● SET TASK
Tally the lines in these records that hold the string "Raiser", and reply with the number alone.

● EXCERPTED RECORDS
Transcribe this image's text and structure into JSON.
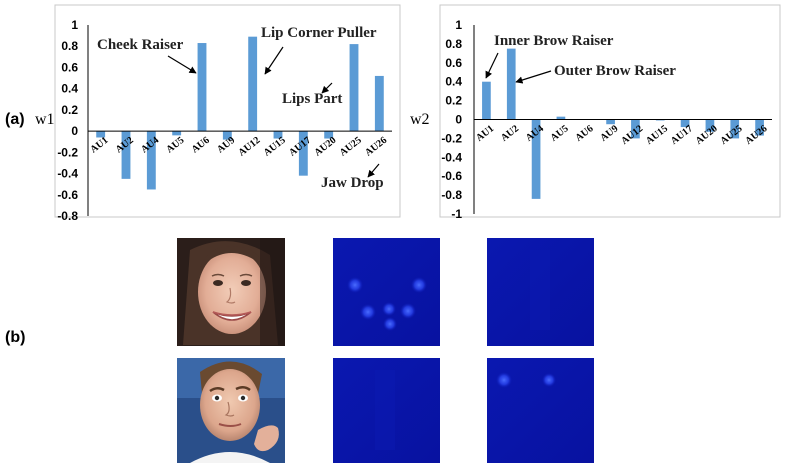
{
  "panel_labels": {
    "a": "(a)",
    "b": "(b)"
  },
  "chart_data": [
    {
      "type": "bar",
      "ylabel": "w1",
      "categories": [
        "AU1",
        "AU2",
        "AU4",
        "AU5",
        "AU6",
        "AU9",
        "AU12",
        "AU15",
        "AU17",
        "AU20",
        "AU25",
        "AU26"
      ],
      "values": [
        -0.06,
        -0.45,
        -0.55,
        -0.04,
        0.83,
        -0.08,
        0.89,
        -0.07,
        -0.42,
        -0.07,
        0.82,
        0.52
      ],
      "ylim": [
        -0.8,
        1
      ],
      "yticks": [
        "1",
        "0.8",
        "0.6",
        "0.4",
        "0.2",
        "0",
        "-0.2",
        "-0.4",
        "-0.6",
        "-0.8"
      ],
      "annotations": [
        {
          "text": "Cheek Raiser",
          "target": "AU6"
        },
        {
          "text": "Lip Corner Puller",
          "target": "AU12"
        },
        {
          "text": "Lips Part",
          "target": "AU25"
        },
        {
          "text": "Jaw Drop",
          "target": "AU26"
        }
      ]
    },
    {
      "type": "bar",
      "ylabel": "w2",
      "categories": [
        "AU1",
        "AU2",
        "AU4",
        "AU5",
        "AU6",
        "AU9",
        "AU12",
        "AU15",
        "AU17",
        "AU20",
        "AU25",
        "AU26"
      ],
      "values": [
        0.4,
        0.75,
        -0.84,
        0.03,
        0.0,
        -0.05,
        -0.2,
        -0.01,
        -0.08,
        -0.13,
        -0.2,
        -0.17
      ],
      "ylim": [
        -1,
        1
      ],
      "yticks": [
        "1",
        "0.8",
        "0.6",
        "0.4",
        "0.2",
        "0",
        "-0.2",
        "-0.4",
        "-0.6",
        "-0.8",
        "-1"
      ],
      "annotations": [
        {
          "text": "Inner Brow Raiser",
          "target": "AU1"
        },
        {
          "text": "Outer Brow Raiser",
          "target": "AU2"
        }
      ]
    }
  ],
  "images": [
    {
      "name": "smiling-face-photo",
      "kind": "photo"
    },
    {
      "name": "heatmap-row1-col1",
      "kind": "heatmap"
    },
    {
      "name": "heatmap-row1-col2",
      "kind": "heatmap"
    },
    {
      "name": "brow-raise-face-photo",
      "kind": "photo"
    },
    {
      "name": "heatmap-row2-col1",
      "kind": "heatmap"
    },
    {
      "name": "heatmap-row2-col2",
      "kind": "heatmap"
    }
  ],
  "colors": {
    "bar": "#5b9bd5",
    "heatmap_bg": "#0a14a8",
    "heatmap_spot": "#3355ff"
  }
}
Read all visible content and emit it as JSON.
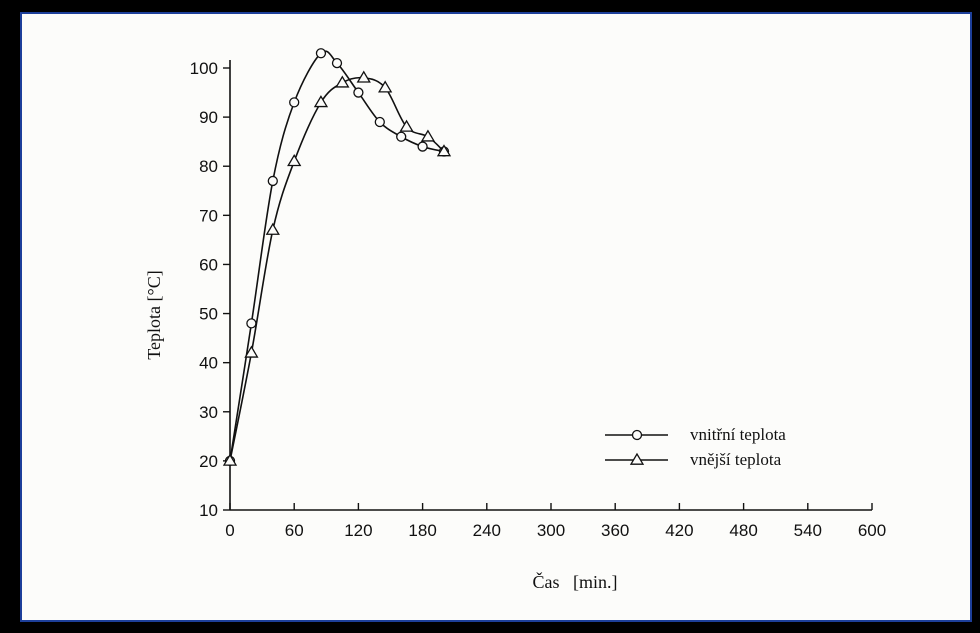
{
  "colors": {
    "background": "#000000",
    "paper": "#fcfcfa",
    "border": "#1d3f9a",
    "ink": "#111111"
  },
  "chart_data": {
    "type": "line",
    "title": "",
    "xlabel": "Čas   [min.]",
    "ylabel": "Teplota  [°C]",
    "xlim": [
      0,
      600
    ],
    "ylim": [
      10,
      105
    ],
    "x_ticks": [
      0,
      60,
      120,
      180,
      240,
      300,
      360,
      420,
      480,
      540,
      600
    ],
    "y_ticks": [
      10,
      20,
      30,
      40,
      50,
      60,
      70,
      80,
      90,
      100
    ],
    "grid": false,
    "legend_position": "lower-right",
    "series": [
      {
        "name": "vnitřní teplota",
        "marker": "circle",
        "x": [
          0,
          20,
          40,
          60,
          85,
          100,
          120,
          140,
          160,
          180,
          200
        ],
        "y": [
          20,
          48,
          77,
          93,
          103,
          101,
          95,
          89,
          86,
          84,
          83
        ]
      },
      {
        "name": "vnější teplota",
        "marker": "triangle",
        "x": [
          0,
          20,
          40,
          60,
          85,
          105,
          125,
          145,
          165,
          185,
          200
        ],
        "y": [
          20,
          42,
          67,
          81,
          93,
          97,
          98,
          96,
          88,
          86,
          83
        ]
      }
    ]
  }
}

● WRITTEN RESPONSE
3